> [INSTRUCTIONS FOR THE TASK]
Your task is to copy each line that has the word "SDTVAR".

(Structured figure records)
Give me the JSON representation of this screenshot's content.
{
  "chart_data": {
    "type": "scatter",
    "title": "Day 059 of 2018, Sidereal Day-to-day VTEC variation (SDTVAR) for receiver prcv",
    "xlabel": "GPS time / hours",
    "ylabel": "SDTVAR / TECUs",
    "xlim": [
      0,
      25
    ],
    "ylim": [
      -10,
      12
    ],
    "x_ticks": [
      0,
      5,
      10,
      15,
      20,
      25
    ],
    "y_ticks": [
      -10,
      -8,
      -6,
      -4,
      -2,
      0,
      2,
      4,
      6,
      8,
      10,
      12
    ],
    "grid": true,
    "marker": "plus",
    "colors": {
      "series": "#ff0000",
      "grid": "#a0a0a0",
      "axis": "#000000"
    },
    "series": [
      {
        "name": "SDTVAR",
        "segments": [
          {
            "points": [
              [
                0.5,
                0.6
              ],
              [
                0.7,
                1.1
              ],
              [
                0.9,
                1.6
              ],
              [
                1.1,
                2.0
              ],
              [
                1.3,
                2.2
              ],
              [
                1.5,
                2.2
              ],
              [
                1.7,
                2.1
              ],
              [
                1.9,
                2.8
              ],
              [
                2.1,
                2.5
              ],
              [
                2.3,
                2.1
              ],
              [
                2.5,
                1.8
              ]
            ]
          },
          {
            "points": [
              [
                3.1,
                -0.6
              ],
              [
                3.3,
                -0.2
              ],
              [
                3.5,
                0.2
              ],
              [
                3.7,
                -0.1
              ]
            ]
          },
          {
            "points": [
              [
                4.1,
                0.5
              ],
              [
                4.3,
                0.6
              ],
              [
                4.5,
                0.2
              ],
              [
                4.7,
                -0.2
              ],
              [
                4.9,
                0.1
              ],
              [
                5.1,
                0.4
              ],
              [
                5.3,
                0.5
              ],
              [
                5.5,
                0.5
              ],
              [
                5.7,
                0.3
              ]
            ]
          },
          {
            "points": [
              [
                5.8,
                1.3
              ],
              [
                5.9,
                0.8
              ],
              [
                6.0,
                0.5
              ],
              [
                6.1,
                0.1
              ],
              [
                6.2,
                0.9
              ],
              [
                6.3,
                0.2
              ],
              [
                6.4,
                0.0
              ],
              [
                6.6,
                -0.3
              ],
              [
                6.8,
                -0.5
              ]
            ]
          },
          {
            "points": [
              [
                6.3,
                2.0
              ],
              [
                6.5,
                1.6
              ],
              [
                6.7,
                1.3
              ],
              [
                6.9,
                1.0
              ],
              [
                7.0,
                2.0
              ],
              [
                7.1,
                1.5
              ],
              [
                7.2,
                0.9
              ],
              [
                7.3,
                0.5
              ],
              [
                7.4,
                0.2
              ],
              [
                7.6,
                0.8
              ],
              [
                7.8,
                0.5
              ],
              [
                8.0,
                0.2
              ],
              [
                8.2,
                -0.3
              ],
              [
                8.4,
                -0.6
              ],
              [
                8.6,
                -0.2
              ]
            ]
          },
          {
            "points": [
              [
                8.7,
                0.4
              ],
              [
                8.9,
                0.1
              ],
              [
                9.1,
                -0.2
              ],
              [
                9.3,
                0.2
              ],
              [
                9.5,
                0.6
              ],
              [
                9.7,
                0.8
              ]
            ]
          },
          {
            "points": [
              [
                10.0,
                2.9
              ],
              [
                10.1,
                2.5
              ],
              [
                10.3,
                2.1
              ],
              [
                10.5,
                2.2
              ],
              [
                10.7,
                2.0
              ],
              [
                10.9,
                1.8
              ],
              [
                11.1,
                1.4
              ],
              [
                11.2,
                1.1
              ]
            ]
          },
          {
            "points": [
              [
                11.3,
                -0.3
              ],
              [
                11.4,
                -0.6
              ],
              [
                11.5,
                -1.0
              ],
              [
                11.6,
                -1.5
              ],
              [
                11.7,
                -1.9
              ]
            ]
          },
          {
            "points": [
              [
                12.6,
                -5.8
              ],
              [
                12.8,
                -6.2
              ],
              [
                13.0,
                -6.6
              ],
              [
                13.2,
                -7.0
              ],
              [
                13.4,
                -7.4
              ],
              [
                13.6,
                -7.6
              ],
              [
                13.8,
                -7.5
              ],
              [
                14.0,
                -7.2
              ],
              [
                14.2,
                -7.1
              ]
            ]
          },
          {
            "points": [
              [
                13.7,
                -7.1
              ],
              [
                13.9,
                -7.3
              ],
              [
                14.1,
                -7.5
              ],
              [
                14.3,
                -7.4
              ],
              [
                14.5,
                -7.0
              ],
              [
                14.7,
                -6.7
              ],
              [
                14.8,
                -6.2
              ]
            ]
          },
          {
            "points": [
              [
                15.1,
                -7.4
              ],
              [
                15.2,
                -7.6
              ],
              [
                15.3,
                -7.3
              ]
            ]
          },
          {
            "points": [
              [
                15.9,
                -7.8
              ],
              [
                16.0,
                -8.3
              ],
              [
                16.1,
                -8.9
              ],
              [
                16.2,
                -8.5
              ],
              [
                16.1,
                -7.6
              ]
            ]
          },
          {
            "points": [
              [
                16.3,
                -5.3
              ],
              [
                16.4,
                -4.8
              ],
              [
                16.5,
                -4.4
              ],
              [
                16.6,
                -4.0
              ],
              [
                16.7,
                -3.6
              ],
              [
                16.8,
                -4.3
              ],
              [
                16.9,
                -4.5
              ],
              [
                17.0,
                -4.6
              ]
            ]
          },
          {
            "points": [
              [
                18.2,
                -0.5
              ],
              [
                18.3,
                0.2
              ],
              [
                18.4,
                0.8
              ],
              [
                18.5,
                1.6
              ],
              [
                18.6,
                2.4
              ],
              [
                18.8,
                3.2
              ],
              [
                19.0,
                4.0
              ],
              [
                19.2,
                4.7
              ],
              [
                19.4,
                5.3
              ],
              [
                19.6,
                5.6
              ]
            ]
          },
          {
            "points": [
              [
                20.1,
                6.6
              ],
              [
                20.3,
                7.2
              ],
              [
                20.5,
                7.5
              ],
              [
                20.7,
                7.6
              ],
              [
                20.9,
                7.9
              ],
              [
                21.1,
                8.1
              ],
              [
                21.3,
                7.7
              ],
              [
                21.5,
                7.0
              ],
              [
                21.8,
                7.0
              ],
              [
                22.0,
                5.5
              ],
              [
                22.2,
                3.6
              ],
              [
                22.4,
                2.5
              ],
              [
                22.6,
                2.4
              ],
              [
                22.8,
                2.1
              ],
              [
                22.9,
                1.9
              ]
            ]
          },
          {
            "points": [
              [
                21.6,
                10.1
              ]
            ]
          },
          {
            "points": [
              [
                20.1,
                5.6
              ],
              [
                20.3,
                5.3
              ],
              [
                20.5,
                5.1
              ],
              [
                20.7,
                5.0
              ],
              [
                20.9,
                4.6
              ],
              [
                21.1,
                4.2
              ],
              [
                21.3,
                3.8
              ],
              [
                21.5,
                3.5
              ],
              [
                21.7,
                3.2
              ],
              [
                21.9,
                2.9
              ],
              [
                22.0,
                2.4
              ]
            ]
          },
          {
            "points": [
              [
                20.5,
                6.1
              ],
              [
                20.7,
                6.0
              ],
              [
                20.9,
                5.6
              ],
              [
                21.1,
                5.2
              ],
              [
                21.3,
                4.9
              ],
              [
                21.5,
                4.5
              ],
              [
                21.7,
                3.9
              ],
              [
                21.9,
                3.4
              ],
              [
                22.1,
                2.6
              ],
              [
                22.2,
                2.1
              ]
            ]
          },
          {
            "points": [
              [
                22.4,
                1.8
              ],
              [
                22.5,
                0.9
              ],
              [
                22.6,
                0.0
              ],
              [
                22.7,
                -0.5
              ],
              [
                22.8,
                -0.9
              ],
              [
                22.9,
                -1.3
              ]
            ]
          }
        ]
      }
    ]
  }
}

> [EXPECTED OUTPUT]
    "title": "Day 059 of 2018, Sidereal Day-to-day VTEC variation (SDTVAR) for receiver prcv",
    "ylabel": "SDTVAR / TECUs",
        "name": "SDTVAR",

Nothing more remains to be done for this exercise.